Copy all lines below containing "subtitle".

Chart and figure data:

-*-

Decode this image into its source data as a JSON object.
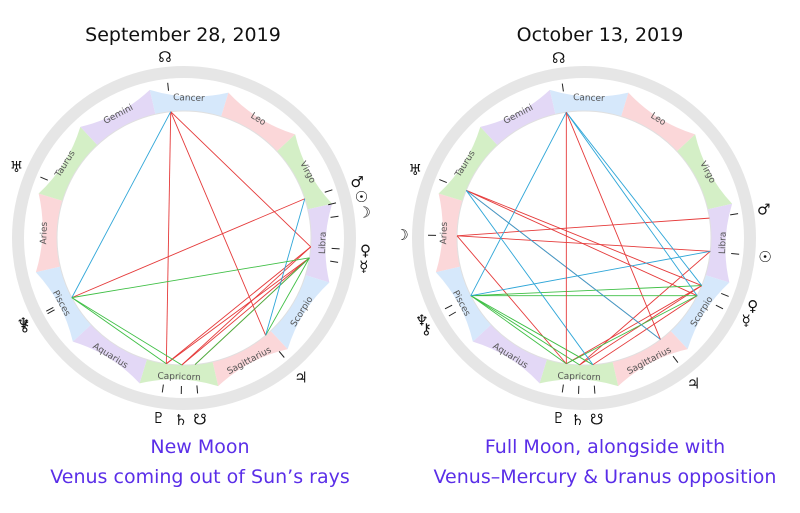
{
  "colors": {
    "fire": "#fbd7d9",
    "earth": "#d4efc6",
    "air": "#e3d8f6",
    "water": "#d6e8fb",
    "outer_ring": "#e6e6e6",
    "hard_aspect": "#e53a3a",
    "soft_aspect": "#2fa6d8",
    "trine_aspect": "#3fbf45",
    "caption": "#5a2ee8"
  },
  "signs": [
    {
      "name": "Aries",
      "element": "fire"
    },
    {
      "name": "Taurus",
      "element": "earth"
    },
    {
      "name": "Gemini",
      "element": "air"
    },
    {
      "name": "Cancer",
      "element": "water"
    },
    {
      "name": "Leo",
      "element": "fire"
    },
    {
      "name": "Virgo",
      "element": "earth"
    },
    {
      "name": "Libra",
      "element": "air"
    },
    {
      "name": "Scorpio",
      "element": "water"
    },
    {
      "name": "Sagittarius",
      "element": "fire"
    },
    {
      "name": "Capricorn",
      "element": "earth"
    },
    {
      "name": "Aquarius",
      "element": "air"
    },
    {
      "name": "Pisces",
      "element": "water"
    }
  ],
  "charts": [
    {
      "title": "September 28, 2019",
      "caption_lines": [
        "New Moon",
        "Venus coming out of Sun’s rays"
      ],
      "bodies": [
        {
          "name": "pluto",
          "glyph": "♇",
          "lon": 291
        },
        {
          "name": "saturn",
          "glyph": "♄",
          "lon": 284
        },
        {
          "name": "south-node",
          "glyph": "☋",
          "lon": 278
        },
        {
          "name": "jupiter",
          "glyph": "♃",
          "lon": 243
        },
        {
          "name": "mercury",
          "glyph": "☿",
          "lon": 202
        },
        {
          "name": "venus",
          "glyph": "♀",
          "lon": 197
        },
        {
          "name": "moon",
          "glyph": "☽",
          "lon": 185
        },
        {
          "name": "sun",
          "glyph": "☉",
          "lon": 180
        },
        {
          "name": "mars",
          "glyph": "♂",
          "lon": 175
        },
        {
          "name": "north-node",
          "glyph": "☊",
          "lon": 97
        },
        {
          "name": "uranus",
          "glyph": "♅",
          "lon": 36
        },
        {
          "name": "neptune",
          "glyph": "♆",
          "lon": 345
        },
        {
          "name": "chiron",
          "glyph": "⚷",
          "lon": 344
        }
      ],
      "aspects": [
        [
          291,
          202,
          "hard"
        ],
        [
          291,
          197,
          "hard"
        ],
        [
          284,
          202,
          "hard"
        ],
        [
          284,
          197,
          "hard"
        ],
        [
          278,
          202,
          "hard"
        ],
        [
          243,
          97,
          "hard"
        ],
        [
          291,
          97,
          "hard"
        ],
        [
          345,
          175,
          "hard"
        ],
        [
          197,
          97,
          "hard"
        ],
        [
          291,
          345,
          "trine"
        ],
        [
          284,
          345,
          "trine"
        ],
        [
          278,
          202,
          "trine"
        ],
        [
          243,
          202,
          "trine"
        ],
        [
          345,
          97,
          "soft"
        ],
        [
          243,
          175,
          "soft"
        ],
        [
          345,
          202,
          "trine"
        ]
      ]
    },
    {
      "title": "October 13, 2019",
      "caption_lines": [
        "Full Moon, alongside with",
        "Venus–Mercury & Uranus opposition"
      ],
      "bodies": [
        {
          "name": "pluto",
          "glyph": "♇",
          "lon": 291
        },
        {
          "name": "saturn",
          "glyph": "♄",
          "lon": 285
        },
        {
          "name": "south-node",
          "glyph": "☋",
          "lon": 279
        },
        {
          "name": "jupiter",
          "glyph": "♃",
          "lon": 246
        },
        {
          "name": "mercury",
          "glyph": "☿",
          "lon": 220
        },
        {
          "name": "venus",
          "glyph": "♀",
          "lon": 215
        },
        {
          "name": "sun",
          "glyph": "☉",
          "lon": 199
        },
        {
          "name": "mars",
          "glyph": "♂",
          "lon": 184
        },
        {
          "name": "moon",
          "glyph": "☽",
          "lon": 14
        },
        {
          "name": "neptune",
          "glyph": "♆",
          "lon": 346
        },
        {
          "name": "chiron",
          "glyph": "⚷",
          "lon": 343
        },
        {
          "name": "uranus",
          "glyph": "♅",
          "lon": 35
        },
        {
          "name": "north-node",
          "glyph": "☊",
          "lon": 95
        }
      ],
      "aspects": [
        [
          291,
          215,
          "hard"
        ],
        [
          285,
          215,
          "hard"
        ],
        [
          279,
          220,
          "hard"
        ],
        [
          246,
          35,
          "hard"
        ],
        [
          291,
          14,
          "hard"
        ],
        [
          285,
          199,
          "hard"
        ],
        [
          199,
          14,
          "hard"
        ],
        [
          220,
          35,
          "hard"
        ],
        [
          215,
          35,
          "hard"
        ],
        [
          246,
          95,
          "hard"
        ],
        [
          184,
          14,
          "hard"
        ],
        [
          291,
          346,
          "trine"
        ],
        [
          285,
          346,
          "trine"
        ],
        [
          279,
          346,
          "trine"
        ],
        [
          220,
          346,
          "trine"
        ],
        [
          215,
          346,
          "trine"
        ],
        [
          291,
          220,
          "trine"
        ],
        [
          199,
          346,
          "soft"
        ],
        [
          220,
          95,
          "soft"
        ],
        [
          215,
          95,
          "soft"
        ],
        [
          246,
          35,
          "soft"
        ],
        [
          279,
          35,
          "soft"
        ],
        [
          346,
          95,
          "soft"
        ],
        [
          291,
          95,
          "hard"
        ]
      ]
    }
  ]
}
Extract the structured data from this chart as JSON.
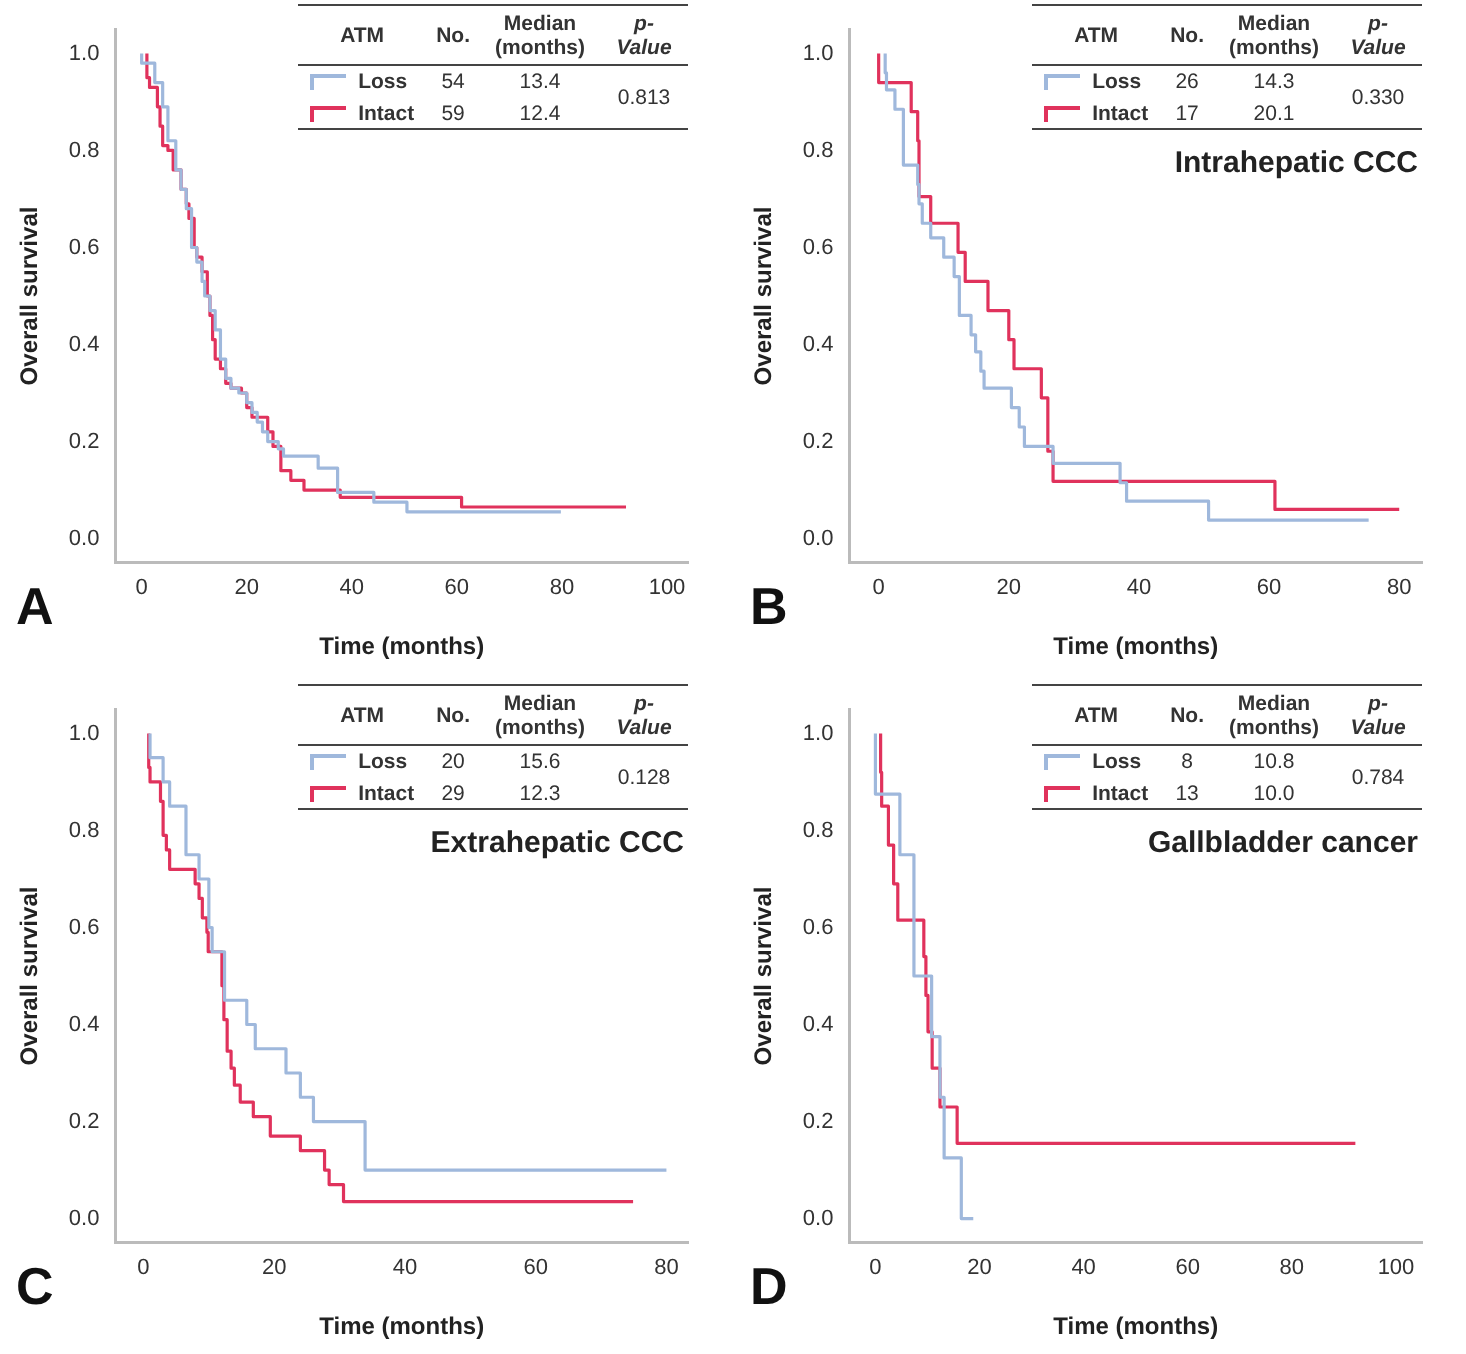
{
  "chart_data": [
    {
      "type": "step",
      "title": "A",
      "xlabel": "Time (months)",
      "ylabel": "Overall survival",
      "legend": "top",
      "legend_title": "ATM",
      "annotations": [
        "No.",
        "Median (months)",
        "p-Value",
        "54",
        "13.4",
        "59",
        "12.4",
        "0.813"
      ],
      "xlim": [
        -5,
        104
      ],
      "xticks": [
        0,
        20,
        40,
        60,
        80,
        100
      ],
      "ylim": [
        -0.05,
        1.05
      ],
      "yticks": [
        {
          "value": 0,
          "label": "0.0"
        },
        {
          "value": 0.2,
          "label": "0.2"
        },
        {
          "value": 0.4,
          "label": "0.4"
        },
        {
          "value": 0.6,
          "label": "0.6"
        },
        {
          "value": 0.8,
          "label": "0.8"
        },
        {
          "value": 1,
          "label": "1.0"
        }
      ],
      "series": [
        {
          "name": "Loss",
          "color": "#9fb8dc",
          "x": [
            0,
            2.5,
            4,
            5,
            6.5,
            7.5,
            8.5,
            9.5,
            10.5,
            11.5,
            12,
            13,
            14,
            15,
            16,
            17,
            18.5,
            20,
            21,
            22,
            23,
            24,
            26,
            27,
            33.6,
            37.3,
            44.2,
            50.5,
            61,
            79.8
          ],
          "values": [
            1,
            0.98,
            0.94,
            0.89,
            0.82,
            0.76,
            0.72,
            0.68,
            0.6,
            0.57,
            0.53,
            0.5,
            0.47,
            0.43,
            0.37,
            0.33,
            0.31,
            0.3,
            0.28,
            0.26,
            0.24,
            0.22,
            0.2,
            0.185,
            0.17,
            0.145,
            0.095,
            0.075,
            0.055,
            0.055
          ]
        },
        {
          "name": "Intact",
          "color": "#e0325c",
          "x": [
            1,
            1.5,
            3,
            3.5,
            4,
            5,
            6,
            7.5,
            8.5,
            9,
            10,
            10.5,
            11.5,
            12.5,
            13,
            13.5,
            14,
            15,
            16,
            17,
            19,
            20,
            21,
            24,
            25,
            26.5,
            28.4,
            30.9,
            37.8,
            60.9,
            72.7,
            92.2
          ],
          "values": [
            1,
            0.95,
            0.93,
            0.89,
            0.85,
            0.81,
            0.8,
            0.76,
            0.72,
            0.69,
            0.66,
            0.6,
            0.58,
            0.55,
            0.5,
            0.46,
            0.41,
            0.37,
            0.35,
            0.32,
            0.31,
            0.3,
            0.27,
            0.25,
            0.22,
            0.19,
            0.14,
            0.12,
            0.1,
            0.085,
            0.065,
            0.065
          ]
        }
      ]
    },
    {
      "type": "step",
      "title": "B",
      "subtitle": "Intrahepatic CCC",
      "xlabel": "Time (months)",
      "ylabel": "Overall survival",
      "legend": "top",
      "legend_title": "ATM",
      "annotations": [
        "No.",
        "Median (months)",
        "p-Value",
        "26",
        "14.3",
        "17",
        "20.1",
        "0.330"
      ],
      "xlim": [
        -4.5,
        83.5
      ],
      "xticks": [
        0,
        20,
        40,
        60,
        80
      ],
      "ylim": [
        -0.05,
        1.05
      ],
      "yticks": [
        {
          "value": 0,
          "label": "0.0"
        },
        {
          "value": 0.2,
          "label": "0.2"
        },
        {
          "value": 0.4,
          "label": "0.4"
        },
        {
          "value": 0.6,
          "label": "0.6"
        },
        {
          "value": 0.8,
          "label": "0.8"
        },
        {
          "value": 1,
          "label": "1.0"
        }
      ],
      "series": [
        {
          "name": "Loss",
          "color": "#9fb8dc",
          "x": [
            1,
            1.2,
            2.5,
            3.8,
            6,
            6.2,
            6.7,
            8,
            10,
            11.6,
            12.4,
            14.2,
            14.9,
            15.7,
            16.2,
            20.4,
            21.6,
            22.4,
            26.8,
            37.1,
            38.1,
            50.7,
            60.9,
            75.3
          ],
          "values": [
            1,
            0.96,
            0.925,
            0.885,
            0.77,
            0.73,
            0.69,
            0.65,
            0.62,
            0.58,
            0.54,
            0.46,
            0.42,
            0.385,
            0.345,
            0.31,
            0.27,
            0.23,
            0.19,
            0.155,
            0.115,
            0.077,
            0.038,
            0.038
          ]
        },
        {
          "name": "Intact",
          "color": "#e0325c",
          "x": [
            0,
            5,
            6,
            6.2,
            8,
            12.2,
            13.3,
            16.8,
            20,
            20.8,
            25,
            26,
            26.8,
            60.9,
            72.6,
            80
          ],
          "values": [
            1,
            0.94,
            0.88,
            0.82,
            0.705,
            0.65,
            0.59,
            0.53,
            0.47,
            0.41,
            0.35,
            0.29,
            0.18,
            0.118,
            0.06,
            0.06
          ]
        }
      ]
    },
    {
      "type": "step",
      "title": "C",
      "subtitle": "Extrahepatic CCC",
      "xlabel": "Time (months)",
      "ylabel": "Overall survival",
      "legend": "top",
      "legend_title": "ATM",
      "annotations": [
        "No.",
        "Median (months)",
        "p-Value",
        "20",
        "15.6",
        "29",
        "12.3",
        "0.128"
      ],
      "xlim": [
        -4.3,
        83.3
      ],
      "xticks": [
        0,
        20,
        40,
        60,
        80
      ],
      "ylim": [
        -0.05,
        1.05
      ],
      "yticks": [
        {
          "value": 0,
          "label": "0.0"
        },
        {
          "value": 0.2,
          "label": "0.2"
        },
        {
          "value": 0.4,
          "label": "0.4"
        },
        {
          "value": 0.6,
          "label": "0.6"
        },
        {
          "value": 0.8,
          "label": "0.8"
        },
        {
          "value": 1,
          "label": "1.0"
        }
      ],
      "series": [
        {
          "name": "Loss",
          "color": "#9fb8dc",
          "x": [
            1,
            3,
            4,
            6.5,
            8.5,
            10,
            10.5,
            12.4,
            15.8,
            17.1,
            21.8,
            24,
            26,
            33.9,
            44.2,
            80
          ],
          "values": [
            1,
            0.95,
            0.9,
            0.85,
            0.75,
            0.7,
            0.6,
            0.55,
            0.45,
            0.4,
            0.35,
            0.3,
            0.25,
            0.2,
            0.1,
            0.1
          ]
        },
        {
          "name": "Intact",
          "color": "#e0325c",
          "x": [
            0.8,
            1,
            2.6,
            3,
            3.5,
            4,
            7.9,
            8.5,
            9,
            9.7,
            9.9,
            12,
            12.3,
            12.8,
            13.4,
            13.9,
            14.8,
            16.8,
            19.4,
            24,
            27.7,
            28.4,
            30.6,
            37.6,
            74.9
          ],
          "values": [
            1,
            0.93,
            0.9,
            0.86,
            0.79,
            0.76,
            0.72,
            0.69,
            0.66,
            0.62,
            0.59,
            0.55,
            0.48,
            0.41,
            0.345,
            0.31,
            0.275,
            0.24,
            0.21,
            0.17,
            0.14,
            0.1,
            0.07,
            0.035,
            0.035
          ]
        }
      ]
    },
    {
      "type": "step",
      "title": "D",
      "subtitle": "Gallbladder cancer",
      "xlabel": "Time (months)",
      "ylabel": "Overall survival",
      "legend": "top",
      "legend_title": "ATM",
      "annotations": [
        "No.",
        "Median (months)",
        "p-Value",
        "8",
        "10.8",
        "13",
        "10.0",
        "0.784"
      ],
      "xlim": [
        -5,
        105
      ],
      "xticks": [
        0,
        20,
        40,
        60,
        80,
        100
      ],
      "ylim": [
        -0.05,
        1.05
      ],
      "yticks": [
        {
          "value": 0,
          "label": "0.0"
        },
        {
          "value": 0.2,
          "label": "0.2"
        },
        {
          "value": 0.4,
          "label": "0.4"
        },
        {
          "value": 0.6,
          "label": "0.6"
        },
        {
          "value": 0.8,
          "label": "0.8"
        },
        {
          "value": 1,
          "label": "1.0"
        }
      ],
      "series": [
        {
          "name": "Loss",
          "color": "#9fb8dc",
          "x": [
            0,
            4.7,
            7.4,
            10.8,
            12.4,
            13.2,
            16.5,
            18.8
          ],
          "values": [
            1,
            0.875,
            0.75,
            0.5,
            0.375,
            0.25,
            0.125,
            0
          ]
        },
        {
          "name": "Intact",
          "color": "#e0325c",
          "x": [
            1,
            1.2,
            2.5,
            3.5,
            4.3,
            9.3,
            9.7,
            10.1,
            10.9,
            12.4,
            15.7,
            28.2,
            92.2
          ],
          "values": [
            1,
            0.92,
            0.85,
            0.77,
            0.69,
            0.615,
            0.54,
            0.46,
            0.385,
            0.31,
            0.23,
            0.155,
            0.155
          ]
        }
      ]
    }
  ]
}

-*-

## FINAL ANSWER
      "subtitle": "Intrahepatic CCC",
      "subtitle": "Extrahepatic CCC",
      "subtitle": "Gallbladder cancer",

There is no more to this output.